» **Supplied passage**:
_ _ _ _ _
As quite literally anyone will scold you, you need more than one day in Salzburg. I get it. We get it. You could say the same about any
grand old city place in Europe.
That said, well, sometimes we only have one day! That’s life. Whether you desperately want to see Salzburg on a tight Europe itinerary, or you have some sort of layover, or are a Mozart fan on the run from the law…
Whatever the case, you want to make the most of your one, yes one, O-N-E=1 day in Salzburg! I can help.
(I’m sorry, I just drank several cups of coffee, so this may be a wild ride… but hey, if you’re trying to see a historic Austrian city in a day, you’re gonna need some caffeine, too!)
With this guide to all the best highlights and places to visit in Salzburg in 1 day, you will make the most of it.
Super Speedy Salzburg 1 Day Itinerary Breakdown
I’m going to be totally honest here. Because I love you. And want to have fun. But, while I am fairly Type A in everyday life, I’m not the most detailed person in the world when it comes to travel. When I write city itineraries, I like to leave as much wiggle room as possible for miscellaneous wandering and exploring. I think this is the best and most fun way to travel—of course, see the highlights and world-famous wonders and everything, but give yourself time to breathe the air of a place. Get lost. Wander.
I wish I could do the same here, but this itinerary is going to be fairly packed! Still, I beg you, even if you just have 15 minutes between sights, miscellaneously wander a little bit.
These main highlights are close together in the Old City area, so are the best places to visit in Salzburg in 1 day:
- Salzburg Fortress AKA Festung Hohensalzburg
- Mirabell Palace and Gardens
- Mozart Square AKA Mozartplatz
- Mozart’s Birthplace
- St Peter’s Cemetery AKA Petersfriedhof
- Linzergasse Pedestrian Street
The Salzburg Fortress
Hours of Operation
- 9:30 to 5:00 (from October to April)
- 9:00 to 7:00 (from May to September)
- Closes at 2:00 on December 24th
All-Inclusive Tickets (which I highly recommend, as they include everything in the Fortress) are €16.30 for adults, €9.30 for kids (ages 6-14), and €36.20 for families (max. 2 adults+3 kids). You can get a sizable early bird discount by booking them online as long as you arrive before 10 AM.
Basic Tickets do not include the Prince’s Chambers or the Magic Theater. These tickets cost €12.90 for adults, €7.40 for kids, and €28.60 for families.
All of the fares above include a round-trip on the funicular, the mountainside cable car. Opting for the footpath will save you a few euros, but I don’t think it’s worth it for the way up. It’s super steep! And cobbled! And treacherous!
_ _ _ _ _
Reproduce the one-day Salzburg guide word for word, beginning at "(I’m sorry, I" and stopping after "some caffeine, too!)".

» **Source material**:
_ _ _ _ _
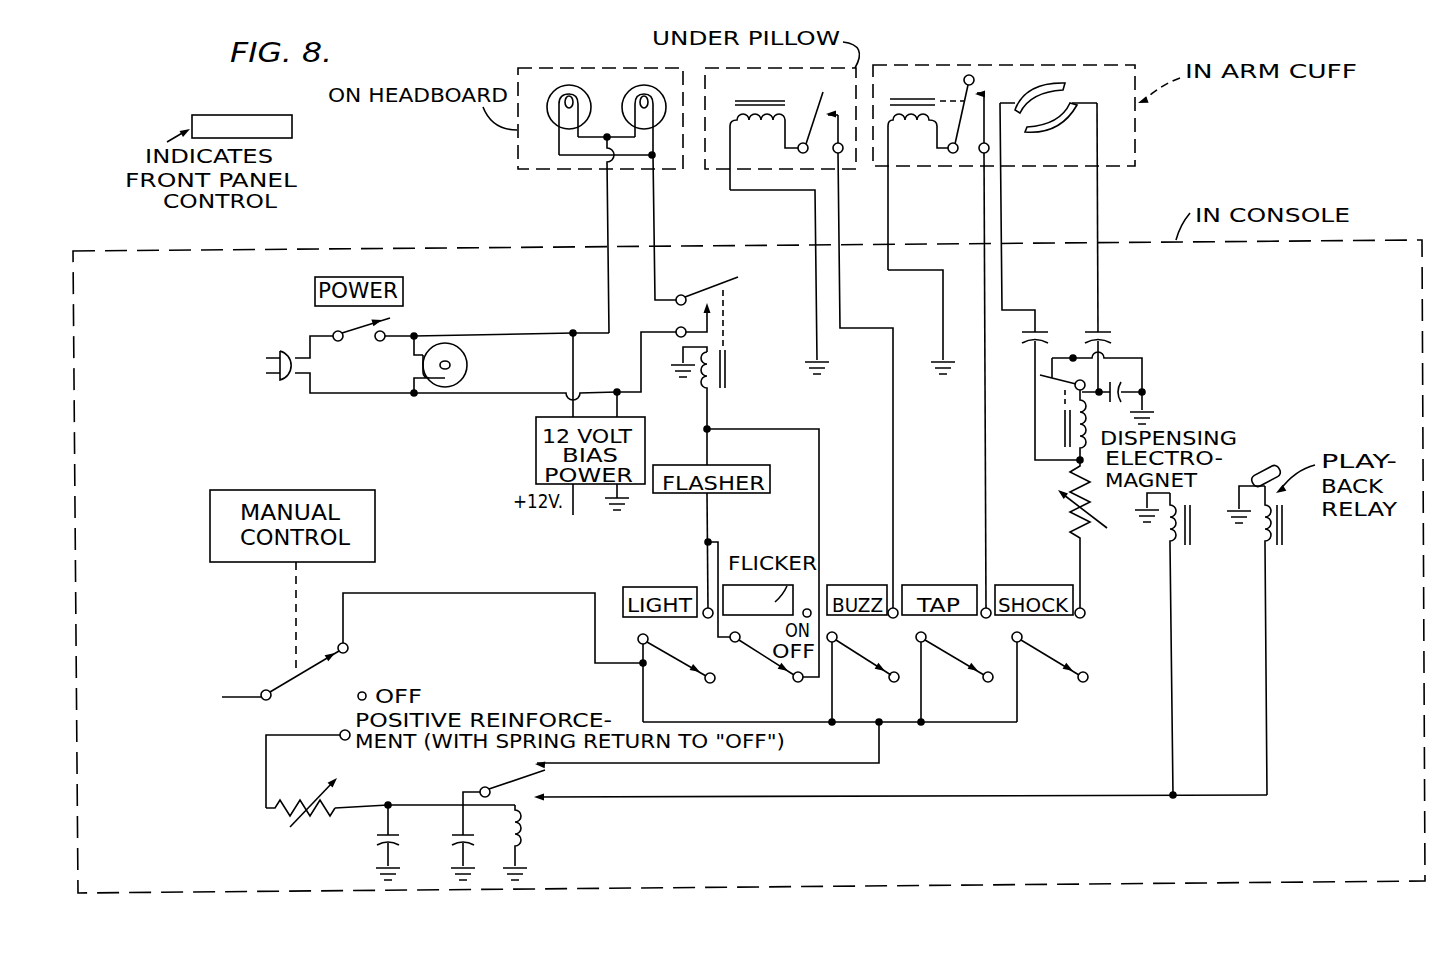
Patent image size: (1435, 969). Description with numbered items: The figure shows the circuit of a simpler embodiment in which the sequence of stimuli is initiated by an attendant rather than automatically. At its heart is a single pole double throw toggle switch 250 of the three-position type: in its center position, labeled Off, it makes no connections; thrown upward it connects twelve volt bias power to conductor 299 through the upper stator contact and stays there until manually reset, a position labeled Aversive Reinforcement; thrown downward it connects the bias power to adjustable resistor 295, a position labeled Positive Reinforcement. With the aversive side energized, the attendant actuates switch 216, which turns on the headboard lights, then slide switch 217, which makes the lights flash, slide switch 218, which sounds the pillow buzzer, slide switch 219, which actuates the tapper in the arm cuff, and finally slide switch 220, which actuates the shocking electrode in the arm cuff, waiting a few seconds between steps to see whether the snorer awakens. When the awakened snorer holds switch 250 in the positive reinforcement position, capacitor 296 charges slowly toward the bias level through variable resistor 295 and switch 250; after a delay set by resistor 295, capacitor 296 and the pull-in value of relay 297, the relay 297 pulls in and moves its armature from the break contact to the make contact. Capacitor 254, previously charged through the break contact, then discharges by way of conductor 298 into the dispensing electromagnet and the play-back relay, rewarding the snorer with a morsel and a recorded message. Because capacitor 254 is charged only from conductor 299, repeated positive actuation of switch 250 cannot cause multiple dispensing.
_ _ _ _ _
» **Answer to this problem**:
(I’m sorry, I just drank several cups of coffee, so this may be a wild ride… but hey, if you’re trying to see a historic Austrian city in a day, you’re gonna need some caffeine, too!)